— START Supplied records —

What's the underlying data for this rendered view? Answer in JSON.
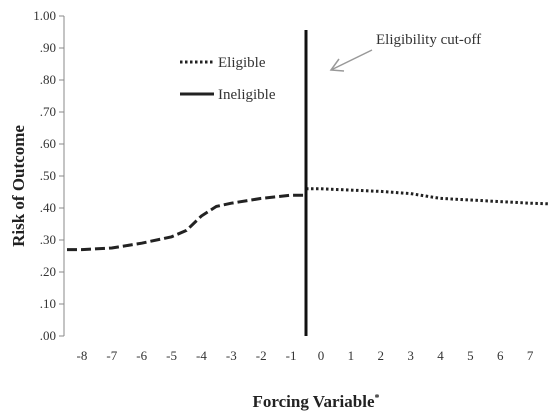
{
  "chart_data": {
    "type": "line",
    "title": "",
    "xlabel": "Forcing Variable",
    "xlabel_superscript": "*",
    "ylabel": "Risk of Outcome",
    "xlim": [
      -8.6,
      7.6
    ],
    "ylim": [
      0,
      1.0
    ],
    "x_ticks": [
      -8,
      -7,
      -6,
      -5,
      -4,
      -3,
      -2,
      -1,
      0,
      1,
      2,
      3,
      4,
      5,
      6,
      7
    ],
    "x_tick_labels": [
      "-8",
      "-7",
      "-6",
      "-5",
      "-4",
      "-3",
      "-2",
      "-1",
      "0",
      "1",
      "2",
      "3",
      "4",
      "5",
      "6",
      "7"
    ],
    "y_ticks": [
      0,
      0.1,
      0.2,
      0.3,
      0.4,
      0.5,
      0.6,
      0.7,
      0.8,
      0.9,
      1.0
    ],
    "y_tick_labels": [
      ".00",
      ".10",
      ".20",
      ".30",
      ".40",
      ".50",
      ".60",
      ".70",
      ".80",
      ".90",
      "1.00"
    ],
    "grid": false,
    "legend_position": "top-left",
    "series": [
      {
        "name": "Eligible",
        "style": "dotted",
        "color": "#222222",
        "x": [
          -0.5,
          0,
          1,
          2,
          3,
          4,
          5,
          6,
          7,
          7.6
        ],
        "y": [
          0.46,
          0.46,
          0.456,
          0.452,
          0.445,
          0.43,
          0.425,
          0.42,
          0.415,
          0.413
        ]
      },
      {
        "name": "Ineligible",
        "style": "dashed",
        "color": "#222222",
        "x": [
          -8.5,
          -8,
          -7,
          -6,
          -5,
          -4.5,
          -4,
          -3.5,
          -3,
          -2,
          -1,
          -0.5
        ],
        "y": [
          0.27,
          0.27,
          0.275,
          0.29,
          0.31,
          0.33,
          0.375,
          0.405,
          0.415,
          0.43,
          0.44,
          0.44
        ]
      }
    ],
    "cutoff": {
      "x": -0.5,
      "label": "Eligibility cut-off"
    }
  }
}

— END Supplied records —

## [Task]
Without the pictures, print the whole listing exactly as given.

## [Expected answer]
What's the underlying data for this rendered view? Answer in JSON.
{
  "chart_data": {
    "type": "line",
    "title": "",
    "xlabel": "Forcing Variable",
    "xlabel_superscript": "*",
    "ylabel": "Risk of Outcome",
    "xlim": [
      -8.6,
      7.6
    ],
    "ylim": [
      0,
      1.0
    ],
    "x_ticks": [
      -8,
      -7,
      -6,
      -5,
      -4,
      -3,
      -2,
      -1,
      0,
      1,
      2,
      3,
      4,
      5,
      6,
      7
    ],
    "x_tick_labels": [
      "-8",
      "-7",
      "-6",
      "-5",
      "-4",
      "-3",
      "-2",
      "-1",
      "0",
      "1",
      "2",
      "3",
      "4",
      "5",
      "6",
      "7"
    ],
    "y_ticks": [
      0,
      0.1,
      0.2,
      0.3,
      0.4,
      0.5,
      0.6,
      0.7,
      0.8,
      0.9,
      1.0
    ],
    "y_tick_labels": [
      ".00",
      ".10",
      ".20",
      ".30",
      ".40",
      ".50",
      ".60",
      ".70",
      ".80",
      ".90",
      "1.00"
    ],
    "grid": false,
    "legend_position": "top-left",
    "series": [
      {
        "name": "Eligible",
        "style": "dotted",
        "color": "#222222",
        "x": [
          -0.5,
          0,
          1,
          2,
          3,
          4,
          5,
          6,
          7,
          7.6
        ],
        "y": [
          0.46,
          0.46,
          0.456,
          0.452,
          0.445,
          0.43,
          0.425,
          0.42,
          0.415,
          0.413
        ]
      },
      {
        "name": "Ineligible",
        "style": "dashed",
        "color": "#222222",
        "x": [
          -8.5,
          -8,
          -7,
          -6,
          -5,
          -4.5,
          -4,
          -3.5,
          -3,
          -2,
          -1,
          -0.5
        ],
        "y": [
          0.27,
          0.27,
          0.275,
          0.29,
          0.31,
          0.33,
          0.375,
          0.405,
          0.415,
          0.43,
          0.44,
          0.44
        ]
      }
    ],
    "cutoff": {
      "x": -0.5,
      "label": "Eligibility cut-off"
    }
  }
}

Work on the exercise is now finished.